■ Work instructions
Pull every line containing "внутреннего" from the entries.

>> start

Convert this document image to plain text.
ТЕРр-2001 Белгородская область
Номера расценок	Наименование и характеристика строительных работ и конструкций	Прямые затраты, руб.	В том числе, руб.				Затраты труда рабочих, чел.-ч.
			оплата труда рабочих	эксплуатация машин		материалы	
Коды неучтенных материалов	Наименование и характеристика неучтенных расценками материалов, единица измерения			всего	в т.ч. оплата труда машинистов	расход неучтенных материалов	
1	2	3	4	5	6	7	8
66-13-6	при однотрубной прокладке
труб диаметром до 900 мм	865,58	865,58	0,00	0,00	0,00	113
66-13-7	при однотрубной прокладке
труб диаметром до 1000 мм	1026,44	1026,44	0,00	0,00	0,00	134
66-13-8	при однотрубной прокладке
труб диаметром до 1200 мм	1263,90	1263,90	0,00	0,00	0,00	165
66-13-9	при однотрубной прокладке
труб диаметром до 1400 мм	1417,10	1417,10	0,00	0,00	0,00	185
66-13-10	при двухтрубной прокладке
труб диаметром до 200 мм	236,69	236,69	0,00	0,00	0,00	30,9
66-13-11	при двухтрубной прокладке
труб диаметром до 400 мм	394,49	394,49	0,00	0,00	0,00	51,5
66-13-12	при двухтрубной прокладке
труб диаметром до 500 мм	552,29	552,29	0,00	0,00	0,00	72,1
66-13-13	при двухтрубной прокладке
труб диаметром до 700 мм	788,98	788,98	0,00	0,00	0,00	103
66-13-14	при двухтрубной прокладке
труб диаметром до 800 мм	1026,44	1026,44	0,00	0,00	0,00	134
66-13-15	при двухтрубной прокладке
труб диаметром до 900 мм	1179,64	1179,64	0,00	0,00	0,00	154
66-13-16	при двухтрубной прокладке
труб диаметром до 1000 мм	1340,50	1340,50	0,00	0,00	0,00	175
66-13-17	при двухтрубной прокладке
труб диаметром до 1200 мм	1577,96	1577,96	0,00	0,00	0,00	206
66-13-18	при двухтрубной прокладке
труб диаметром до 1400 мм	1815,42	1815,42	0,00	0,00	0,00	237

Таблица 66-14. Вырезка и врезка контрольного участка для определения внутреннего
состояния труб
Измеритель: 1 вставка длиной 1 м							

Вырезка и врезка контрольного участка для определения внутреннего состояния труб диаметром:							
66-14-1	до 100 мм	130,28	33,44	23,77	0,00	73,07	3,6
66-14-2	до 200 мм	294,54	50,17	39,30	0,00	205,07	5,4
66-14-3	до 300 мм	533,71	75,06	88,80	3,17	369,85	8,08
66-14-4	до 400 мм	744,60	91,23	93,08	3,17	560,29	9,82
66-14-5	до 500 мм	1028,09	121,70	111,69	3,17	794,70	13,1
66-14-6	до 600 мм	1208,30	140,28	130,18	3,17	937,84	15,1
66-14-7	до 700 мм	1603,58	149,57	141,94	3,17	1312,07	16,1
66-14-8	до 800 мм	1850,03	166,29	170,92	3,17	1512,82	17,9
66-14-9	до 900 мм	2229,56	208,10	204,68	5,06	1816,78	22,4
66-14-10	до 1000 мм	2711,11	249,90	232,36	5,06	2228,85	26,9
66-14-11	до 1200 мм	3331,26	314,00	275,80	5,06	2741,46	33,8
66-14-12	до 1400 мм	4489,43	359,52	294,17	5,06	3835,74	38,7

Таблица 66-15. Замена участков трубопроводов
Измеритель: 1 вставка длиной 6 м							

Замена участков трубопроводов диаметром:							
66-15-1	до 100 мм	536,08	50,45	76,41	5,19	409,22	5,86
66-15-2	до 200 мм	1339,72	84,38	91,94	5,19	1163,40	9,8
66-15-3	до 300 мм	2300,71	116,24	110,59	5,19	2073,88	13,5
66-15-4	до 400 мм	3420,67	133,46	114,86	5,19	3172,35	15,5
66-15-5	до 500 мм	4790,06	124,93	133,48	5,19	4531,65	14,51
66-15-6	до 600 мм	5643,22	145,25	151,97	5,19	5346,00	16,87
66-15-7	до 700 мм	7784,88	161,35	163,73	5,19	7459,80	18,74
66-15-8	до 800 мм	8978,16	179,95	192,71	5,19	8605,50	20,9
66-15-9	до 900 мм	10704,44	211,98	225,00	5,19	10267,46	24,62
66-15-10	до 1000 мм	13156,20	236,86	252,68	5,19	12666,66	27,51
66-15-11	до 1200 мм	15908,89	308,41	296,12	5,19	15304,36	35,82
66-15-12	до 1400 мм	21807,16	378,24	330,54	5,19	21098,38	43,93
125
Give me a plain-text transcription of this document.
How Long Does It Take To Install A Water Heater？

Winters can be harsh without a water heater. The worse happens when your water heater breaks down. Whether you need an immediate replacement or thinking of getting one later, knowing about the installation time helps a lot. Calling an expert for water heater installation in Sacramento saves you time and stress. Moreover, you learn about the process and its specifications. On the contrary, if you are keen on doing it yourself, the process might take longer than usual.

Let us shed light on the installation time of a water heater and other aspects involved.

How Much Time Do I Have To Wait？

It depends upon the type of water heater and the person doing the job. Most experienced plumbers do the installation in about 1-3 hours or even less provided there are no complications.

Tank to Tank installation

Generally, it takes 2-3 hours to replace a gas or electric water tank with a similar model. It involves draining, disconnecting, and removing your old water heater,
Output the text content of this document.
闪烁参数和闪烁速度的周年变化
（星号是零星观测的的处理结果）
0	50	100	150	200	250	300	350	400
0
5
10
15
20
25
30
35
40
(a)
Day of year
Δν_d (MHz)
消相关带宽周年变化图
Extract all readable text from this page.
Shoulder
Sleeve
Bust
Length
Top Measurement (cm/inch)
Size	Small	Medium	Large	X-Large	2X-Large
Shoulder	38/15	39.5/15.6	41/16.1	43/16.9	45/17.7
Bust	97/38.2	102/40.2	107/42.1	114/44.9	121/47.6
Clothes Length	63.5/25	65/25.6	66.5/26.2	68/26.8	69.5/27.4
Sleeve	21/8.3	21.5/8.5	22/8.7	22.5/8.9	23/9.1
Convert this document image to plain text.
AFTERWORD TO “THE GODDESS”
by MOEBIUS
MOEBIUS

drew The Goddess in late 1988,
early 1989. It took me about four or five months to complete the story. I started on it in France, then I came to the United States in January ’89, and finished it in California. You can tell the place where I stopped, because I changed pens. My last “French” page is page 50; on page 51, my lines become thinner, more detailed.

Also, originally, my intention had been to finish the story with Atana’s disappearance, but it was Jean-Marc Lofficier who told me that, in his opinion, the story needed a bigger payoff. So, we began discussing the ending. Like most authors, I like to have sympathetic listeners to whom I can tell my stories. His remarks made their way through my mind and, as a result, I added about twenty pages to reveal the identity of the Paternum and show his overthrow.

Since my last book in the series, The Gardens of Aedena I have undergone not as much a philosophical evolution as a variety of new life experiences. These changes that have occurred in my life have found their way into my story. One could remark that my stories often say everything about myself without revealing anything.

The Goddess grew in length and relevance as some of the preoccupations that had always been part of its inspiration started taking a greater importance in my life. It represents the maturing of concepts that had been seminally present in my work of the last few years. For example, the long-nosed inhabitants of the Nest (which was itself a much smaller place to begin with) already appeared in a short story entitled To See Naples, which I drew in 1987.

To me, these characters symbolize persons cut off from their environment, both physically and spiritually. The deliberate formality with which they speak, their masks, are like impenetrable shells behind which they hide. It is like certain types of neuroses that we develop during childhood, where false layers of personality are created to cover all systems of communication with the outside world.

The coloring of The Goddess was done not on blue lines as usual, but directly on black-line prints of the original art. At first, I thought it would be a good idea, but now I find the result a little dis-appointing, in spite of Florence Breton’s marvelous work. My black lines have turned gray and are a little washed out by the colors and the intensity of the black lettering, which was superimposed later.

>> end

■ The result
Таблица 66-14. Вырезка и врезка контрольного участка для определения внутреннего
Вырезка и врезка контрольного участка для определения внутреннего состояния труб диаметром:							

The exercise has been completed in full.